Reproduce all of the listing below without alteration.
-*-*-
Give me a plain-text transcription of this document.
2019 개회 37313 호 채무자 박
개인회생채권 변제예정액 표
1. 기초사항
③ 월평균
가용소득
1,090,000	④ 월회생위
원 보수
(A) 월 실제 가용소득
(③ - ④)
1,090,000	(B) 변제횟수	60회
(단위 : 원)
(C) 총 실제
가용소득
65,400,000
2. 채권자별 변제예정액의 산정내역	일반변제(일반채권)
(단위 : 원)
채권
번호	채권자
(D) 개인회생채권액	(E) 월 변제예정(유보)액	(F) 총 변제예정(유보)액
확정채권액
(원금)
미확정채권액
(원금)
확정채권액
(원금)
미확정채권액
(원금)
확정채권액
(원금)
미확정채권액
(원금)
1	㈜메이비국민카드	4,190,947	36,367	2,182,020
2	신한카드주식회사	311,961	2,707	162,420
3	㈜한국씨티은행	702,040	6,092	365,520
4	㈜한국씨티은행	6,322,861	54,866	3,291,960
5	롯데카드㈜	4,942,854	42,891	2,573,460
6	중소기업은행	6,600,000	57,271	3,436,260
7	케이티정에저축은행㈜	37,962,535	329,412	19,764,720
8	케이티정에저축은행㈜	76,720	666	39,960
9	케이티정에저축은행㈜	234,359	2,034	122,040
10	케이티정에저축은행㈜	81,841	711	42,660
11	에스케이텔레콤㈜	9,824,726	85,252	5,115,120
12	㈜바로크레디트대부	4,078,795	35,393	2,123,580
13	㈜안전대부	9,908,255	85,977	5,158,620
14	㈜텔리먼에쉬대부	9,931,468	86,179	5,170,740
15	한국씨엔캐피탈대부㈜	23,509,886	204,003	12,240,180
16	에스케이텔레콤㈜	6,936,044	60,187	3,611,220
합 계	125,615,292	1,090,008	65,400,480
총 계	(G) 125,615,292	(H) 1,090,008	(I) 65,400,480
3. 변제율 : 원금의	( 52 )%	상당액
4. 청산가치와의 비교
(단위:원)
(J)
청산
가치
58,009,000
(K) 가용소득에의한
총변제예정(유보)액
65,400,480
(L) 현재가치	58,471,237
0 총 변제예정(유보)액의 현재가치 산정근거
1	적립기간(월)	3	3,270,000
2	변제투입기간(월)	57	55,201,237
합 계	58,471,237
-*-*-
_Result of the task_
Give me a plain-text transcription of this document.
2019 개회 37313 호 채무자 박
개인회생채권 변제예정액 표
1. 기초사항
③ 월평균
가용소득
1,090,000	④ 월회생위
원 보수
(A) 월 실제 가용소득
(③ - ④)
1,090,000	(B) 변제횟수	60회
(단위 : 원)
(C) 총 실제
가용소득
65,400,000
2. 채권자별 변제예정액의 산정내역	일반변제(일반채권)
(단위 : 원)
채권
번호	채권자
(D) 개인회생채권액	(E) 월 변제예정(유보)액	(F) 총 변제예정(유보)액
확정채권액
(원금)
미확정채권액
(원금)
확정채권액
(원금)
미확정채권액
(원금)
확정채권액
(원금)
미확정채권액
(원금)
1	㈜메이비국민카드	4,190,947	36,367	2,182,020
2	신한카드주식회사	311,961	2,707	162,420
3	㈜한국씨티은행	702,040	6,092	365,520
4	㈜한국씨티은행	6,322,861	54,866	3,291,960
5	롯데카드㈜	4,942,854	42,891	2,573,460
6	중소기업은행	6,600,000	57,271	3,436,260
7	케이티정에저축은행㈜	37,962,535	329,412	19,764,720
8	케이티정에저축은행㈜	76,720	666	39,960
9	케이티정에저축은행㈜	234,359	2,034	122,040
10	케이티정에저축은행㈜	81,841	711	42,660
11	에스케이텔레콤㈜	9,824,726	85,252	5,115,120
12	㈜바로크레디트대부	4,078,795	35,393	2,123,580
13	㈜안전대부	9,908,255	85,977	5,158,620
14	㈜텔리먼에쉬대부	9,931,468	86,179	5,170,740
15	한국씨엔캐피탈대부㈜	23,509,886	204,003	12,240,180
16	에스케이텔레콤㈜	6,936,044	60,187	3,611,220
합 계	125,615,292	1,090,008	65,400,480
총 계	(G) 125,615,292	(H) 1,090,008	(I) 65,400,480
3. 변제율 : 원금의	( 52 )%	상당액
4. 청산가치와의 비교
(단위:원)
(J)
청산
가치
58,009,000
(K) 가용소득에의한
총변제예정(유보)액
65,400,480
(L) 현재가치	58,471,237
0 총 변제예정(유보)액의 현재가치 산정근거
1	적립기간(월)	3	3,270,000
2	변제투입기간(월)	57	55,201,237
합 계	58,471,237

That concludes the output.